## What you will do
What follows is a set of records; repeat all of them exactly.

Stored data
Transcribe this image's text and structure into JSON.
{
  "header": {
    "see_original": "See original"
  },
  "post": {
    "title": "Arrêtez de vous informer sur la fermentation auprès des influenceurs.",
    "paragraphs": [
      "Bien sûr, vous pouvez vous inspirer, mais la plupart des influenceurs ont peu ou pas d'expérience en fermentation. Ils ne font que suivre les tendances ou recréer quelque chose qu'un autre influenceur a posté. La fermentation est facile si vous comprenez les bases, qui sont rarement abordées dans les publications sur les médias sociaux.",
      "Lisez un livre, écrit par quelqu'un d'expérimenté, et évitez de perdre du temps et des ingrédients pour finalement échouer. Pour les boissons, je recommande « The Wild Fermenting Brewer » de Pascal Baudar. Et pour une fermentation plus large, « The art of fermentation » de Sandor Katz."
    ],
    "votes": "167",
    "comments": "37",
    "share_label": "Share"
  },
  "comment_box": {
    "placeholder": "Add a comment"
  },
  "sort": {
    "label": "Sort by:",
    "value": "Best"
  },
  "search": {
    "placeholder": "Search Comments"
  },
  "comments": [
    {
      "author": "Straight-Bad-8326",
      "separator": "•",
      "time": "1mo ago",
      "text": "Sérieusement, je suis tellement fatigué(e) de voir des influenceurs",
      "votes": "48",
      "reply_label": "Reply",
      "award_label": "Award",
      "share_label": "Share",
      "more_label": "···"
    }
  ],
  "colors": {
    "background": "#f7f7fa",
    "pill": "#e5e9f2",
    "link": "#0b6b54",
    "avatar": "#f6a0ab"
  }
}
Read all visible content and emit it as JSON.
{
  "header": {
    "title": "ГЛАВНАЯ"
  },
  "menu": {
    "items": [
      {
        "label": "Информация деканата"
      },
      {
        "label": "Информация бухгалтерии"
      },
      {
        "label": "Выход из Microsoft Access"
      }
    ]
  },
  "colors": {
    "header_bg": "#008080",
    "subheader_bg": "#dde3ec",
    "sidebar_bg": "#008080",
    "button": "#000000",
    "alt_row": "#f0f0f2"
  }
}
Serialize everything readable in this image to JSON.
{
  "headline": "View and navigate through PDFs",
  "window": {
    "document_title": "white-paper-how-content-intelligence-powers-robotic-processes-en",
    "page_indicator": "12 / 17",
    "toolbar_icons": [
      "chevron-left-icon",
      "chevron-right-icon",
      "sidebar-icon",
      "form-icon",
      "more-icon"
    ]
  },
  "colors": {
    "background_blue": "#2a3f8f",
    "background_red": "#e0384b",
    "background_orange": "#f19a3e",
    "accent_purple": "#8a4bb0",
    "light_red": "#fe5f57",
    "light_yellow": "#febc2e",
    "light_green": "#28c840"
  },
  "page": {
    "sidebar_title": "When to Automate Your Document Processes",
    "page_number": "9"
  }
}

## Output for this exercise
Transcribe this image's text and structure into JSON.
{
  "header": {
    "see_original": "See original"
  },
  "post": {
    "title": "Arrêtez de vous informer sur la fermentation auprès des influenceurs.",
    "paragraphs": [
      "Bien sûr, vous pouvez vous inspirer, mais la plupart des influenceurs ont peu ou pas d'expérience en fermentation. Ils ne font que suivre les tendances ou recréer quelque chose qu'un autre influenceur a posté. La fermentation est facile si vous comprenez les bases, qui sont rarement abordées dans les publications sur les médias sociaux.",
      "Lisez un livre, écrit par quelqu'un d'expérimenté, et évitez de perdre du temps et des ingrédients pour finalement échouer. Pour les boissons, je recommande « The Wild Fermenting Brewer » de Pascal Baudar. Et pour une fermentation plus large, « The art of fermentation » de Sandor Katz."
    ],
    "votes": "167",
    "comments": "37",
    "share_label": "Share"
  },
  "comment_box": {
    "placeholder": "Add a comment"
  },
  "sort": {
    "label": "Sort by:",
    "value": "Best"
  },
  "search": {
    "placeholder": "Search Comments"
  },
  "comments": [
    {
      "author": "Straight-Bad-8326",
      "separator": "•",
      "time": "1mo ago",
      "text": "Sérieusement, je suis tellement fatigué(e) de voir des influenceurs",
      "votes": "48",
      "reply_label": "Reply",
      "award_label": "Award",
      "share_label": "Share",
      "more_label": "···"
    }
  ],
  "colors": {
    "background": "#f7f7fa",
    "pill": "#e5e9f2",
    "link": "#0b6b54",
    "avatar": "#f6a0ab"
  }
}
Read all visible content and emit it as JSON.
{
  "header": {
    "title": "ГЛАВНАЯ"
  },
  "menu": {
    "items": [
      {
        "label": "Информация деканата"
      },
      {
        "label": "Информация бухгалтерии"
      },
      {
        "label": "Выход из Microsoft Access"
      }
    ]
  },
  "colors": {
    "header_bg": "#008080",
    "subheader_bg": "#dde3ec",
    "sidebar_bg": "#008080",
    "button": "#000000",
    "alt_row": "#f0f0f2"
  }
}
Serialize everything readable in this image to JSON.
{
  "headline": "View and navigate through PDFs",
  "window": {
    "document_title": "white-paper-how-content-intelligence-powers-robotic-processes-en",
    "page_indicator": "12 / 17",
    "toolbar_icons": [
      "chevron-left-icon",
      "chevron-right-icon",
      "sidebar-icon",
      "form-icon",
      "more-icon"
    ]
  },
  "colors": {
    "background_blue": "#2a3f8f",
    "background_red": "#e0384b",
    "background_orange": "#f19a3e",
    "accent_purple": "#8a4bb0",
    "light_red": "#fe5f57",
    "light_yellow": "#febc2e",
    "light_green": "#28c840"
  },
  "page": {
    "sidebar_title": "When to Automate Your Document Processes",
    "page_number": "9"
  }
}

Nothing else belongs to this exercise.